### WRITTEN TASK
From the entries below, please gather each line containing the string "JSON".

BEGIN

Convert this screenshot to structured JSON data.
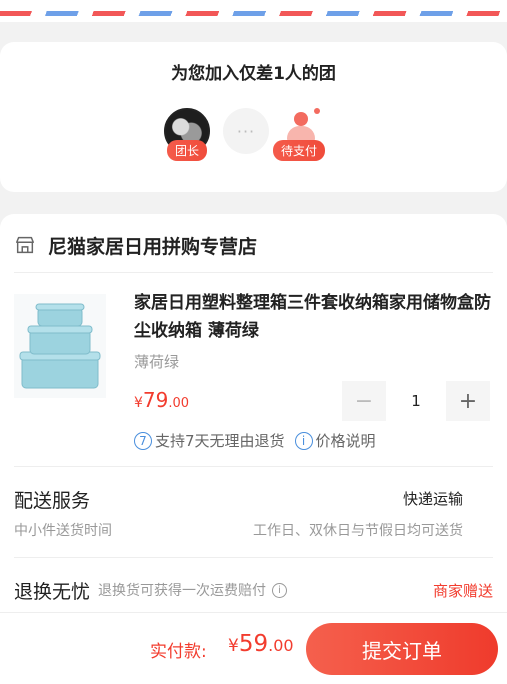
{
  "group": {
    "title": "为您加入仅差1人的团",
    "leader_badge": "团长",
    "more": "···",
    "waiting_badge": "待支付"
  },
  "store": {
    "name": "尼猫家居日用拼购专营店"
  },
  "product": {
    "title": "家居日用塑料整理箱三件套收纳箱家用储物盒防尘收纳箱 薄荷绿",
    "spec": "薄荷绿",
    "price_symbol": "¥",
    "price_int": "79",
    "price_dec": ".00",
    "quantity": "1",
    "minus": "−",
    "plus": "+",
    "policies": [
      {
        "icon": "7",
        "label": "支持7天无理由退货"
      },
      {
        "icon": "i",
        "label": "价格说明"
      }
    ],
    "image_color": "#9cd3df"
  },
  "delivery": {
    "title": "配送服务",
    "method": "快递运输",
    "subtitle": "中小件送货时间",
    "days": "工作日、双休日与节假日均可送货"
  },
  "returns": {
    "title": "退换无忧",
    "desc": "退换货可获得一次运费赔付",
    "gift": "商家赠送"
  },
  "checkout": {
    "label": "实付款:",
    "symbol": "¥",
    "amount_int": "59",
    "amount_dec": ".00",
    "submit": "提交订单"
  },
  "colors": {
    "accent": "#f23c2e",
    "link_blue": "#4a8fdd"
  }
}
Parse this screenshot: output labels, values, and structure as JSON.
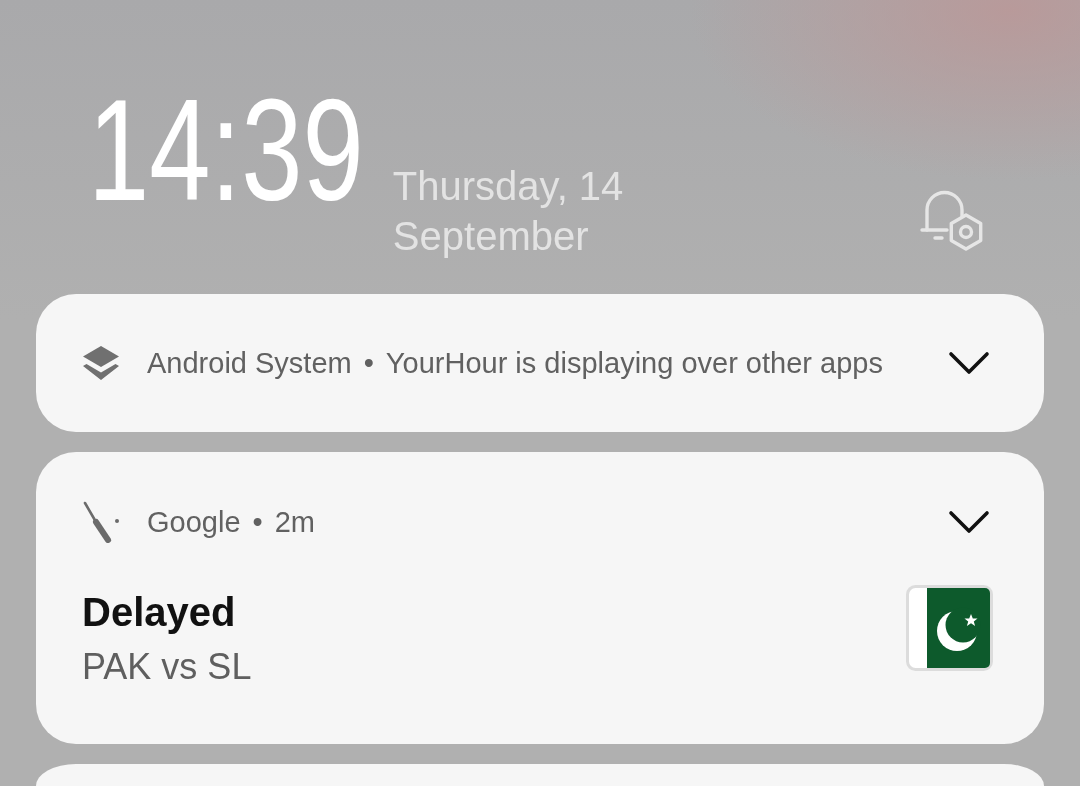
{
  "clock": {
    "time": "14:39",
    "date": "Thursday, 14 September"
  },
  "notifications": [
    {
      "kind": "system",
      "app": "Android System",
      "separator": "•",
      "text": "YourHour is displaying over other apps",
      "expanded": false
    },
    {
      "kind": "sports",
      "app": "Google",
      "separator": "•",
      "time": "2m",
      "title": "Delayed",
      "subtitle": "PAK vs SL",
      "expanded": false
    },
    {
      "kind": "partial"
    }
  ]
}
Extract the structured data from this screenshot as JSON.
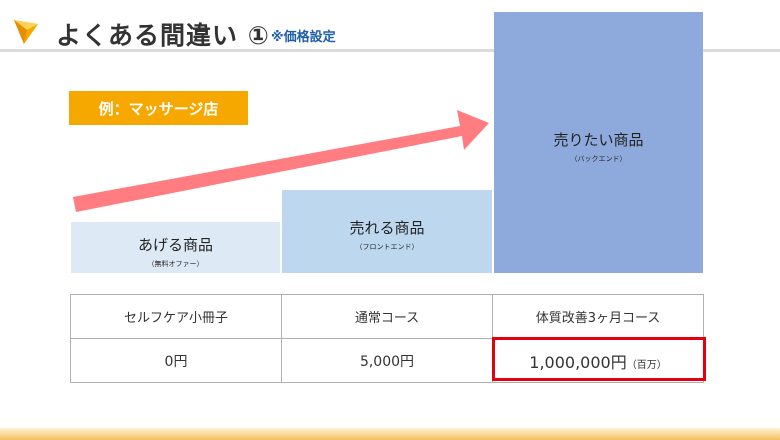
{
  "header": {
    "title": "よくある間違い ①",
    "subtitle": "※価格設定"
  },
  "example_label": "例：マッサージ店",
  "steps": [
    {
      "name": "あげる商品",
      "sub": "（無料オファー）"
    },
    {
      "name": "売れる商品",
      "sub": "（フロントエンド）"
    },
    {
      "name": "売りたい商品",
      "sub": "（バックエンド）"
    }
  ],
  "table": {
    "products": [
      "セルフケア小冊子",
      "通常コース",
      "体質改善3ヶ月コース"
    ],
    "prices": [
      "0円",
      "5,000円",
      "1,000,000円"
    ],
    "price_note": "（百万）"
  },
  "colors": {
    "accent_orange": "#f7a800",
    "arrow": "#ff7c80",
    "highlight": "#e3000f",
    "step_light": "#dde9f5",
    "step_mid": "#bdd7ee",
    "step_dark": "#8eaadc",
    "subtitle_blue": "#1f5fa8"
  },
  "icons": {
    "logo": "orange-triangle-logo-icon"
  }
}
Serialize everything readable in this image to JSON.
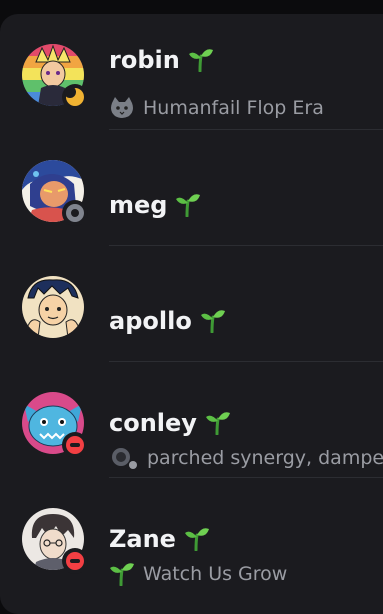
{
  "members": [
    {
      "name": "robin",
      "status": "idle",
      "activity": "Humanfail Flop Era",
      "activity_icon": "cat-emoji-icon"
    },
    {
      "name": "meg",
      "status": "offline",
      "activity": "",
      "activity_icon": ""
    },
    {
      "name": "apollo",
      "status": "none",
      "activity": "",
      "activity_icon": ""
    },
    {
      "name": "conley",
      "status": "dnd",
      "activity": "parched synergy, dampe",
      "activity_icon": "custom-emoji-icon"
    },
    {
      "name": "Zane",
      "status": "dnd",
      "activity": "Watch Us Grow",
      "activity_icon": "seedling-icon"
    }
  ],
  "colors": {
    "background": "#1b1b1f",
    "name": "#f2f3f5",
    "activity": "#9a9ca3",
    "idle": "#f0b232",
    "dnd": "#f23f43",
    "offline": "#80848e",
    "sprout": "#4cae3a"
  }
}
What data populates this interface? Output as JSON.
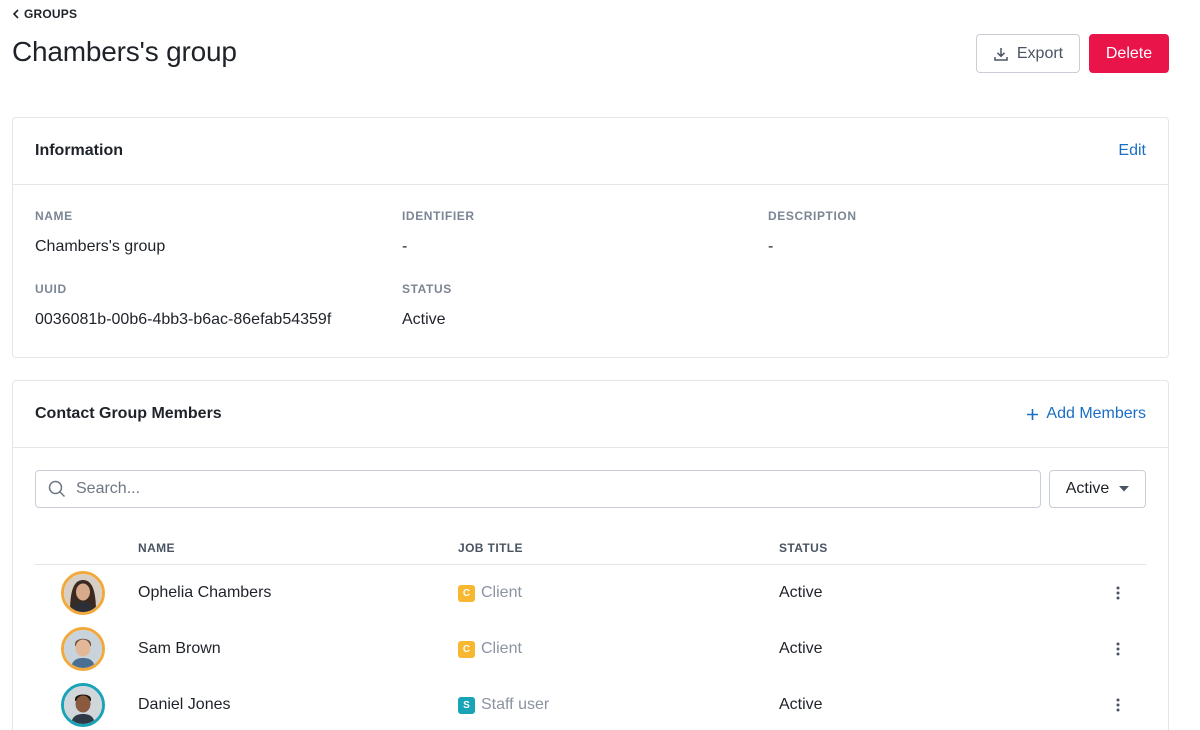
{
  "breadcrumb": {
    "label": "GROUPS"
  },
  "page": {
    "title": "Chambers's group"
  },
  "actions": {
    "export_label": "Export",
    "delete_label": "Delete"
  },
  "information": {
    "title": "Information",
    "edit_label": "Edit",
    "fields": {
      "name": {
        "label": "NAME",
        "value": "Chambers's group"
      },
      "identifier": {
        "label": "IDENTIFIER",
        "value": "-"
      },
      "description": {
        "label": "DESCRIPTION",
        "value": "-"
      },
      "uuid": {
        "label": "UUID",
        "value": "0036081b-00b6-4bb3-b6ac-86efab54359f"
      },
      "status": {
        "label": "STATUS",
        "value": "Active"
      }
    }
  },
  "members": {
    "title": "Contact Group Members",
    "add_label": "Add Members",
    "search": {
      "placeholder": "Search...",
      "value": ""
    },
    "status_filter": {
      "selected": "Active"
    },
    "columns": {
      "name": "NAME",
      "job_title": "JOB TITLE",
      "status": "STATUS"
    },
    "rows": [
      {
        "name": "Ophelia Chambers",
        "badge": "C",
        "job_title": "Client",
        "status": "Active",
        "type": "client"
      },
      {
        "name": "Sam Brown",
        "badge": "C",
        "job_title": "Client",
        "status": "Active",
        "type": "client"
      },
      {
        "name": "Daniel Jones",
        "badge": "S",
        "job_title": "Staff user",
        "status": "Active",
        "type": "staff"
      }
    ]
  },
  "colors": {
    "accent": "#1a6fc4",
    "danger": "#e8144a",
    "client_badge": "#f7b731",
    "staff_badge": "#19a3b6"
  }
}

END

### EXERCISE RESPONSE
Convert this screenshot to structured JSON data.
Parse this screenshot: output labels, values, and structure as JSON.
Extract the structured data from this screenshot as JSON.
Serialize everything readable in this image to JSON.
What data populates this interface? Output as JSON.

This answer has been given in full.